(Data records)
START
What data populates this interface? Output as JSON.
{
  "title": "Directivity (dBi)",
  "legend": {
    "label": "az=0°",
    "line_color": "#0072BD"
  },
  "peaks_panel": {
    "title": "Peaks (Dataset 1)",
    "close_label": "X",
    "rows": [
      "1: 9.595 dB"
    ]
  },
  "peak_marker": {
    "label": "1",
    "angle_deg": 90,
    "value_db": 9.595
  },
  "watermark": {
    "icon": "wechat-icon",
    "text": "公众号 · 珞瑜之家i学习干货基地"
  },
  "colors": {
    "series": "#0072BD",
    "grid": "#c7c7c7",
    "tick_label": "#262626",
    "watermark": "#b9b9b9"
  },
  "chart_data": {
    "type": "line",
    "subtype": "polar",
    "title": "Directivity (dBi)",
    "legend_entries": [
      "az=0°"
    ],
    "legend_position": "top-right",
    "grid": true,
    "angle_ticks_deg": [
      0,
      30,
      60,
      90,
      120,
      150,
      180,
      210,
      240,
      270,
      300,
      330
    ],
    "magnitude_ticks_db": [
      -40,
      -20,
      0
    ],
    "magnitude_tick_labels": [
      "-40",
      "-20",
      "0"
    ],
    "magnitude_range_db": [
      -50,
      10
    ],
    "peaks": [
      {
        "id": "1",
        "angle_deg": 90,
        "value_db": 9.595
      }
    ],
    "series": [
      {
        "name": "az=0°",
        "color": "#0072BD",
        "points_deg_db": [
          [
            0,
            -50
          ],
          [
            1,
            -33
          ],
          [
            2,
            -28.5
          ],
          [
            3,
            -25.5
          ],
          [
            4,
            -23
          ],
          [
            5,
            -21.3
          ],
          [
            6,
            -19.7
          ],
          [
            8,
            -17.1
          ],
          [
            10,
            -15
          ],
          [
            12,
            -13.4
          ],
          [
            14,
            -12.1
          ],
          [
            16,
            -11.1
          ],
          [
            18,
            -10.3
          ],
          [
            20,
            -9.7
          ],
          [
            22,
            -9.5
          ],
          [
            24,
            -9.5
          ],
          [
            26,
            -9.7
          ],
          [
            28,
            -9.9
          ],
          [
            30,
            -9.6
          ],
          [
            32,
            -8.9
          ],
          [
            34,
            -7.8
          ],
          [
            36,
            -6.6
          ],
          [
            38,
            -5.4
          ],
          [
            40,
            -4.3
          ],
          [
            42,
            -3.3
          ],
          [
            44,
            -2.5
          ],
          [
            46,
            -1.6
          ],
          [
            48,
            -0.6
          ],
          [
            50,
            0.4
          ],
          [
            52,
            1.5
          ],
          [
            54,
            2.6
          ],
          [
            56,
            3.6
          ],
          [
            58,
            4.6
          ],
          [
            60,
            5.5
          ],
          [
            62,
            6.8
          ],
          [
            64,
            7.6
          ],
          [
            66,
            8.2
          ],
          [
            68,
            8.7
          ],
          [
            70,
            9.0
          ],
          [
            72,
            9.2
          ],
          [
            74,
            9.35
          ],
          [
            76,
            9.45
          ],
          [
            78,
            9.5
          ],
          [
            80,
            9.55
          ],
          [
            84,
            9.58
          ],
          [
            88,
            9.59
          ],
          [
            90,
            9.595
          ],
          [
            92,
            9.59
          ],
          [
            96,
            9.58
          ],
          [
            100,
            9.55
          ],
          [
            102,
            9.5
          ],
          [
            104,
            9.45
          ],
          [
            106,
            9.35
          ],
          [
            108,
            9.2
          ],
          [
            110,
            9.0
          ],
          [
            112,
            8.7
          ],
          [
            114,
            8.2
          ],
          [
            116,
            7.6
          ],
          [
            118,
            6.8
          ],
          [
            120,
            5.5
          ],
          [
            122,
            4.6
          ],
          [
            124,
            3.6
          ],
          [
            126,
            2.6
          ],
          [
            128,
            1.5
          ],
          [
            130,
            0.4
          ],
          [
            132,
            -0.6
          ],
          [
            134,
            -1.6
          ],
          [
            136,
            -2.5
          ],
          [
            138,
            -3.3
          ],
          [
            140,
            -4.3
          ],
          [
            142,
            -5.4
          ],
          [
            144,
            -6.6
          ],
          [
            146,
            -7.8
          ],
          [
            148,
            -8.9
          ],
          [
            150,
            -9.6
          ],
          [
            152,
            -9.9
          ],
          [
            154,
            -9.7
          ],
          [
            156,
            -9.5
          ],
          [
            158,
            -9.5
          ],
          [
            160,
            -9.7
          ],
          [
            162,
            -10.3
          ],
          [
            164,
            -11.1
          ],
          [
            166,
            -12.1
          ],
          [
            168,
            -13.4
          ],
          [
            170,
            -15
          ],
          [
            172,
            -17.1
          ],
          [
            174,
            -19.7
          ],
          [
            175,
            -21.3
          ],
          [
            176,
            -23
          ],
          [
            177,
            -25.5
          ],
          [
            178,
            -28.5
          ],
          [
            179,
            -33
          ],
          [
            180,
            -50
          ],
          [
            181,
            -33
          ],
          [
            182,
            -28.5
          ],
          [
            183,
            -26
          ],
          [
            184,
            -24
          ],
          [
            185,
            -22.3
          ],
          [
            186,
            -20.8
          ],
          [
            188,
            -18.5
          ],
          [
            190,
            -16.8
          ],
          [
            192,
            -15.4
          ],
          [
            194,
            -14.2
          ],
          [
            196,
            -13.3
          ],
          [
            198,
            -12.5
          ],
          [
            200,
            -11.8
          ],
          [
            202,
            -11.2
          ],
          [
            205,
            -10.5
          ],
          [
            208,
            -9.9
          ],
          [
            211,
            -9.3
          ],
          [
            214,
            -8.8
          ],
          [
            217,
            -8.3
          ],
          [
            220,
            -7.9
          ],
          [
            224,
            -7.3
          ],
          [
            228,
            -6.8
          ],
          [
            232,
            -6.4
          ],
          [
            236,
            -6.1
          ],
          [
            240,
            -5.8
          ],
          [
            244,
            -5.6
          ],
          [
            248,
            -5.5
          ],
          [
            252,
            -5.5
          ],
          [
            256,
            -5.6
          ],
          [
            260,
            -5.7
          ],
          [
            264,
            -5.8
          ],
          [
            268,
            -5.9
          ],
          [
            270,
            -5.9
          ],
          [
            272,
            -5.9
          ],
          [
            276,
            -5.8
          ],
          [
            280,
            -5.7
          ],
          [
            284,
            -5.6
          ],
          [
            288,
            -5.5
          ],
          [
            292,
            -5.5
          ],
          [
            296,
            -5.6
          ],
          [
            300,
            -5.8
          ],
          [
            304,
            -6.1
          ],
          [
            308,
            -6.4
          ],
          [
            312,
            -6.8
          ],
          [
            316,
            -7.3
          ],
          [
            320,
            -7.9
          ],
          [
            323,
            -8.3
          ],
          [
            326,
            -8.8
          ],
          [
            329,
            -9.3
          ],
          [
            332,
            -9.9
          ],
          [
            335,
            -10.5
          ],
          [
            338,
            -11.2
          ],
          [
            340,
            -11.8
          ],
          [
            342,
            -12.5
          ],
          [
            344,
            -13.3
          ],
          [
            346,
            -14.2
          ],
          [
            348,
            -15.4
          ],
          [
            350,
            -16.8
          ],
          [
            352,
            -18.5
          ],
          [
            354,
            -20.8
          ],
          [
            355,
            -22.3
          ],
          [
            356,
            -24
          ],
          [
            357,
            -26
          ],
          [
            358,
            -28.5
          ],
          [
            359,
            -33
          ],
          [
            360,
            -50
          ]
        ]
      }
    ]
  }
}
END
(Set problem):
Return each line of the data exactly as written above.

(The output):
What data populates this interface? Output as JSON.
{
  "title": "Directivity (dBi)",
  "legend": {
    "label": "az=0°",
    "line_color": "#0072BD"
  },
  "peaks_panel": {
    "title": "Peaks (Dataset 1)",
    "close_label": "X",
    "rows": [
      "1: 9.595 dB"
    ]
  },
  "peak_marker": {
    "label": "1",
    "angle_deg": 90,
    "value_db": 9.595
  },
  "watermark": {
    "icon": "wechat-icon",
    "text": "公众号 · 珞瑜之家i学习干货基地"
  },
  "colors": {
    "series": "#0072BD",
    "grid": "#c7c7c7",
    "tick_label": "#262626",
    "watermark": "#b9b9b9"
  },
  "chart_data": {
    "type": "line",
    "subtype": "polar",
    "title": "Directivity (dBi)",
    "legend_entries": [
      "az=0°"
    ],
    "legend_position": "top-right",
    "grid": true,
    "angle_ticks_deg": [
      0,
      30,
      60,
      90,
      120,
      150,
      180,
      210,
      240,
      270,
      300,
      330
    ],
    "magnitude_ticks_db": [
      -40,
      -20,
      0
    ],
    "magnitude_tick_labels": [
      "-40",
      "-20",
      "0"
    ],
    "magnitude_range_db": [
      -50,
      10
    ],
    "peaks": [
      {
        "id": "1",
        "angle_deg": 90,
        "value_db": 9.595
      }
    ],
    "series": [
      {
        "name": "az=0°",
        "color": "#0072BD",
        "points_deg_db": [
          [
            0,
            -50
          ],
          [
            1,
            -33
          ],
          [
            2,
            -28.5
          ],
          [
            3,
            -25.5
          ],
          [
            4,
            -23
          ],
          [
            5,
            -21.3
          ],
          [
            6,
            -19.7
          ],
          [
            8,
            -17.1
          ],
          [
            10,
            -15
          ],
          [
            12,
            -13.4
          ],
          [
            14,
            -12.1
          ],
          [
            16,
            -11.1
          ],
          [
            18,
            -10.3
          ],
          [
            20,
            -9.7
          ],
          [
            22,
            -9.5
          ],
          [
            24,
            -9.5
          ],
          [
            26,
            -9.7
          ],
          [
            28,
            -9.9
          ],
          [
            30,
            -9.6
          ],
          [
            32,
            -8.9
          ],
          [
            34,
            -7.8
          ],
          [
            36,
            -6.6
          ],
          [
            38,
            -5.4
          ],
          [
            40,
            -4.3
          ],
          [
            42,
            -3.3
          ],
          [
            44,
            -2.5
          ],
          [
            46,
            -1.6
          ],
          [
            48,
            -0.6
          ],
          [
            50,
            0.4
          ],
          [
            52,
            1.5
          ],
          [
            54,
            2.6
          ],
          [
            56,
            3.6
          ],
          [
            58,
            4.6
          ],
          [
            60,
            5.5
          ],
          [
            62,
            6.8
          ],
          [
            64,
            7.6
          ],
          [
            66,
            8.2
          ],
          [
            68,
            8.7
          ],
          [
            70,
            9.0
          ],
          [
            72,
            9.2
          ],
          [
            74,
            9.35
          ],
          [
            76,
            9.45
          ],
          [
            78,
            9.5
          ],
          [
            80,
            9.55
          ],
          [
            84,
            9.58
          ],
          [
            88,
            9.59
          ],
          [
            90,
            9.595
          ],
          [
            92,
            9.59
          ],
          [
            96,
            9.58
          ],
          [
            100,
            9.55
          ],
          [
            102,
            9.5
          ],
          [
            104,
            9.45
          ],
          [
            106,
            9.35
          ],
          [
            108,
            9.2
          ],
          [
            110,
            9.0
          ],
          [
            112,
            8.7
          ],
          [
            114,
            8.2
          ],
          [
            116,
            7.6
          ],
          [
            118,
            6.8
          ],
          [
            120,
            5.5
          ],
          [
            122,
            4.6
          ],
          [
            124,
            3.6
          ],
          [
            126,
            2.6
          ],
          [
            128,
            1.5
          ],
          [
            130,
            0.4
          ],
          [
            132,
            -0.6
          ],
          [
            134,
            -1.6
          ],
          [
            136,
            -2.5
          ],
          [
            138,
            -3.3
          ],
          [
            140,
            -4.3
          ],
          [
            142,
            -5.4
          ],
          [
            144,
            -6.6
          ],
          [
            146,
            -7.8
          ],
          [
            148,
            -8.9
          ],
          [
            150,
            -9.6
          ],
          [
            152,
            -9.9
          ],
          [
            154,
            -9.7
          ],
          [
            156,
            -9.5
          ],
          [
            158,
            -9.5
          ],
          [
            160,
            -9.7
          ],
          [
            162,
            -10.3
          ],
          [
            164,
            -11.1
          ],
          [
            166,
            -12.1
          ],
          [
            168,
            -13.4
          ],
          [
            170,
            -15
          ],
          [
            172,
            -17.1
          ],
          [
            174,
            -19.7
          ],
          [
            175,
            -21.3
          ],
          [
            176,
            -23
          ],
          [
            177,
            -25.5
          ],
          [
            178,
            -28.5
          ],
          [
            179,
            -33
          ],
          [
            180,
            -50
          ],
          [
            181,
            -33
          ],
          [
            182,
            -28.5
          ],
          [
            183,
            -26
          ],
          [
            184,
            -24
          ],
          [
            185,
            -22.3
          ],
          [
            186,
            -20.8
          ],
          [
            188,
            -18.5
          ],
          [
            190,
            -16.8
          ],
          [
            192,
            -15.4
          ],
          [
            194,
            -14.2
          ],
          [
            196,
            -13.3
          ],
          [
            198,
            -12.5
          ],
          [
            200,
            -11.8
          ],
          [
            202,
            -11.2
          ],
          [
            205,
            -10.5
          ],
          [
            208,
            -9.9
          ],
          [
            211,
            -9.3
          ],
          [
            214,
            -8.8
          ],
          [
            217,
            -8.3
          ],
          [
            220,
            -7.9
          ],
          [
            224,
            -7.3
          ],
          [
            228,
            -6.8
          ],
          [
            232,
            -6.4
          ],
          [
            236,
            -6.1
          ],
          [
            240,
            -5.8
          ],
          [
            244,
            -5.6
          ],
          [
            248,
            -5.5
          ],
          [
            252,
            -5.5
          ],
          [
            256,
            -5.6
          ],
          [
            260,
            -5.7
          ],
          [
            264,
            -5.8
          ],
          [
            268,
            -5.9
          ],
          [
            270,
            -5.9
          ],
          [
            272,
            -5.9
          ],
          [
            276,
            -5.8
          ],
          [
            280,
            -5.7
          ],
          [
            284,
            -5.6
          ],
          [
            288,
            -5.5
          ],
          [
            292,
            -5.5
          ],
          [
            296,
            -5.6
          ],
          [
            300,
            -5.8
          ],
          [
            304,
            -6.1
          ],
          [
            308,
            -6.4
          ],
          [
            312,
            -6.8
          ],
          [
            316,
            -7.3
          ],
          [
            320,
            -7.9
          ],
          [
            323,
            -8.3
          ],
          [
            326,
            -8.8
          ],
          [
            329,
            -9.3
          ],
          [
            332,
            -9.9
          ],
          [
            335,
            -10.5
          ],
          [
            338,
            -11.2
          ],
          [
            340,
            -11.8
          ],
          [
            342,
            -12.5
          ],
          [
            344,
            -13.3
          ],
          [
            346,
            -14.2
          ],
          [
            348,
            -15.4
          ],
          [
            350,
            -16.8
          ],
          [
            352,
            -18.5
          ],
          [
            354,
            -20.8
          ],
          [
            355,
            -22.3
          ],
          [
            356,
            -24
          ],
          [
            357,
            -26
          ],
          [
            358,
            -28.5
          ],
          [
            359,
            -33
          ],
          [
            360,
            -50
          ]
        ]
      }
    ]
  }
}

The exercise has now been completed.